= Aim A =
From the court opinion excerpt on the contested signing, extract the passage word for word, starting at "Mark testified when" and ending at "tired — trembled.".
= Aim B =
Write a continuation of the court opinion excerpt on the contested signing, picking up after its final sentence.

= Extract to read =
Mark testified when plaintiff said,.“ ‘I had to sign’ ” he put his hand on her shoulder and her body was trembling. “She looked and appeared to be scared. * .* * She was scared of Lester Flower.”

Pauline Glasgow gave similar testimony and testified that during the visit of defendant, the lawyer and Flower, her mother did not have anything to say, and just sat there and appeared to be shocked and tired — trembled.

Plaintiff testified:

“On November 10th, I didn’t feel good. It was awful times in my head that come up. I was kind of dizzy back in the head. I remember them coming down that day and without my hearing aid I could not hear too good, it was kind of dizzy in my ears. On November 10, 1952, nobody told me anything that day what they wanted there. * * *

“I didn’t hear anything just kind of mumbling. * * * He [Flower] didn’t read much, I didn’t hear what he read, anything. * * * The signing was pushed on me. * * * Lester Flower made me do it. ‘You sign that’; he told me. I didn’t know what I was signing. * * * I was so confused in my head I didn’t know what I was going to do. * * * That was pushed onto me, that signing. * * * Just made me do it, where to sign that paper.”

A transfer, by the beneficiary to the fiduciary, of trust property is presumptively fraudulent, and, when its validity is assailed, the burden is upon the fiduciary to rebut the presumption of overreaching on his part and to affirmatively establish that, in his acquisition of the property, he took no advantage of the beneficiary by reason of their relationship, but that the beneficiary acted voluntarily, with freedom, intelligence and a full knowledge of all the facts. Merritt v. Easterly, 226 Iowa 514, 284 N.W. 397, and citations; Curtis v. Armagast, 158 Iowa 507, 526, 138 N.W. 873, 880; Marron v. Bowen, 235 Iowa 108, 16 N.W.2d 14; Restatement of the Law, Restitution, section 191. To overcome this presumption the proof must be clear, satisfactory and convincing. Laufert v. Wegner, 245 Iowa 472, 473, 62 N.W.2d 758, 759, and citations; Daniels v. Fackler, 244 Iowa 1163, 1165, 58 N.W.2d 309, 311.

= Data =
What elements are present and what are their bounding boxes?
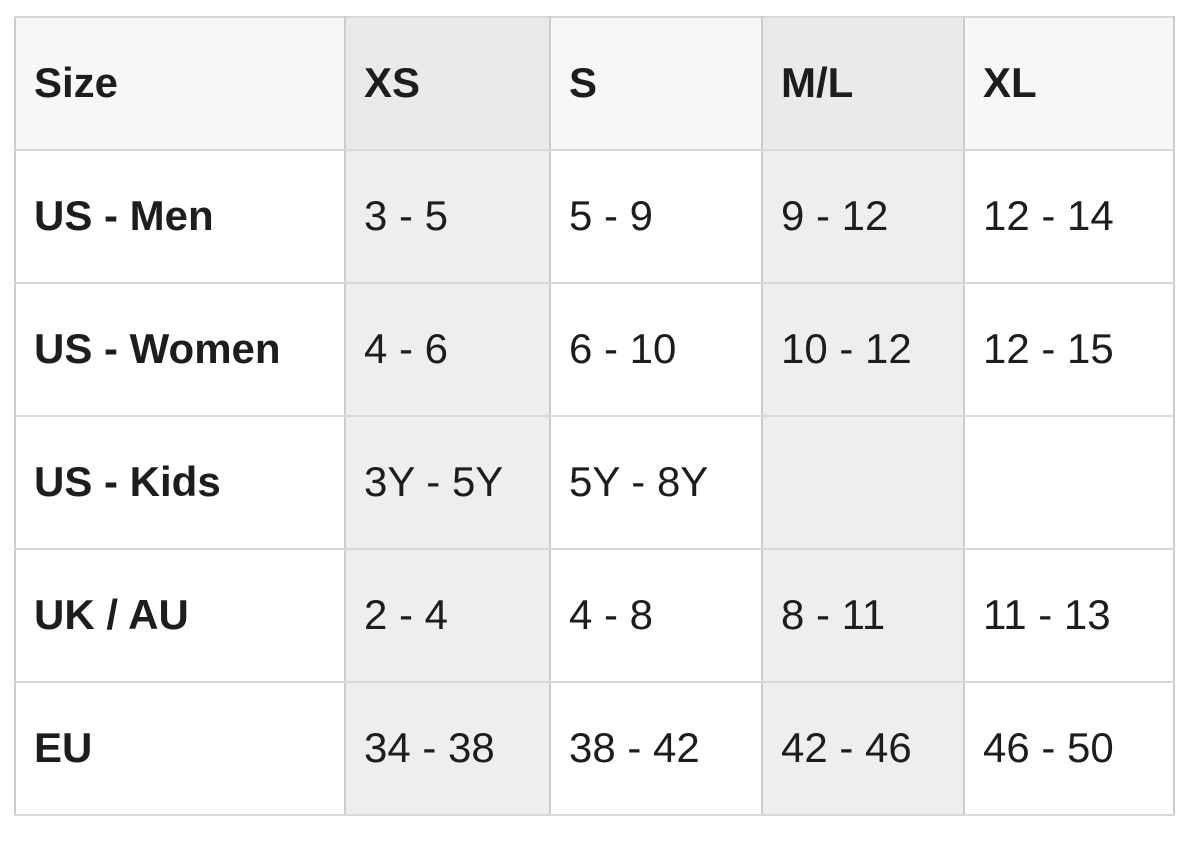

= Final result A =
Mark testified when plaintiff said,.“ ‘I had to sign’ ” he put his hand on her shoulder and her body was trembling. “She looked and appeared to be scared. * .* * She was scared of Lester Flower.”

Pauline Glasgow gave similar testimony and testified that during the visit of defendant, the lawyer and Flower, her mother did not have anything to say, and just sat there and appeared to be shocked and tired — trembled.

= Final result B =
At the time plaintiff’s signature to Exhibit A was secured Grace was administratrix of the estate of Fred Zuercher and the record indicates she was in actual possession of the real estate. It is clear she had the status of a trustee for the benefit of persons interested in the estate. Goodman v. Bauer, 225 Iowa 1086, 1090, 281 N.W. 448. Bettendorf v. Bettendorf, 190 Iowa 83, 109, 179 N.W. 444, 456, states:

“An executor or administrator, in dealing with the estate and with those interested therein, is regarded as a trustee, and, as such, is subject to the principle which raises a presumption of fraud against him when he'undertakes to purchase the trust property from his cestui que trust.”

In the language of Milroy v. Milroy, 190 Iowa 1215, 1219, 181 N.W. 473, 475: “Manifestly, it was the duty of the defendant, who was the administrator of the estate of Peter Milroy, before taking an assignment of the interest of plaintiff therein, to fully and fairly disclose the facts to him.”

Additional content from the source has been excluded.